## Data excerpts
· · ·
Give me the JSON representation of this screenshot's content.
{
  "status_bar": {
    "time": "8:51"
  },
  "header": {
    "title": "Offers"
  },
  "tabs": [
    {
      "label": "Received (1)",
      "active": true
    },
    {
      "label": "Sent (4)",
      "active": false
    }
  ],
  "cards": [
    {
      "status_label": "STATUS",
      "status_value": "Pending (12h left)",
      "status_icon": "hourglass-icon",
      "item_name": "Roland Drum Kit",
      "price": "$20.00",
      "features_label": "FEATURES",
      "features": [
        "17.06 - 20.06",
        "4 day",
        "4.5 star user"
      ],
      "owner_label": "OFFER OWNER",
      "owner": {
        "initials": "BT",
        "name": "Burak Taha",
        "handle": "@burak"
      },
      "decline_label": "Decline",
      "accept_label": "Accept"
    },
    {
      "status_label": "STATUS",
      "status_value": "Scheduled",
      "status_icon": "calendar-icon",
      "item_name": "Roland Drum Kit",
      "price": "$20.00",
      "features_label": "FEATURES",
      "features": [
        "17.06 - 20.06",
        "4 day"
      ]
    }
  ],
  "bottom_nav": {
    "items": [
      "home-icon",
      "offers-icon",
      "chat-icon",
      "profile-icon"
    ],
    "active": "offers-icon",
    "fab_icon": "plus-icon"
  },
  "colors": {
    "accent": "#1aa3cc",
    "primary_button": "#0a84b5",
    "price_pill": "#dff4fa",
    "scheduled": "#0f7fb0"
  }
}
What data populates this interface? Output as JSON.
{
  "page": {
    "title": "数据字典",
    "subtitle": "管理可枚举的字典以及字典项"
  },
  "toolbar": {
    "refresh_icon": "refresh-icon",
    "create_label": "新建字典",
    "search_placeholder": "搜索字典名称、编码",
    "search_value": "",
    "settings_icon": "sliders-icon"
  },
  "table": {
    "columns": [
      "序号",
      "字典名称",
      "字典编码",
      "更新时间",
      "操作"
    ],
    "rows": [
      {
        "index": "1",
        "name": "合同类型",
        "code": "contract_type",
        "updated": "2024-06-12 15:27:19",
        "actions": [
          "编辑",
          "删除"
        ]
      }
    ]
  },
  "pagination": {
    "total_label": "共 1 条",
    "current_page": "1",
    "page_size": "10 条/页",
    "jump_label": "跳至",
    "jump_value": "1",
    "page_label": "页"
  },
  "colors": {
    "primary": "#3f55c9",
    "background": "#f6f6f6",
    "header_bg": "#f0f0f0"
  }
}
· · ·
Return, word for word, every line from the line with "What data populates" to the final line of the data.

## Result
What data populates this interface? Output as JSON.
{
  "page": {
    "title": "数据字典",
    "subtitle": "管理可枚举的字典以及字典项"
  },
  "toolbar": {
    "refresh_icon": "refresh-icon",
    "create_label": "新建字典",
    "search_placeholder": "搜索字典名称、编码",
    "search_value": "",
    "settings_icon": "sliders-icon"
  },
  "table": {
    "columns": [
      "序号",
      "字典名称",
      "字典编码",
      "更新时间",
      "操作"
    ],
    "rows": [
      {
        "index": "1",
        "name": "合同类型",
        "code": "contract_type",
        "updated": "2024-06-12 15:27:19",
        "actions": [
          "编辑",
          "删除"
        ]
      }
    ]
  },
  "pagination": {
    "total_label": "共 1 条",
    "current_page": "1",
    "page_size": "10 条/页",
    "jump_label": "跳至",
    "jump_value": "1",
    "page_label": "页"
  },
  "colors": {
    "primary": "#3f55c9",
    "background": "#f6f6f6",
    "header_bg": "#f0f0f0"
  }
}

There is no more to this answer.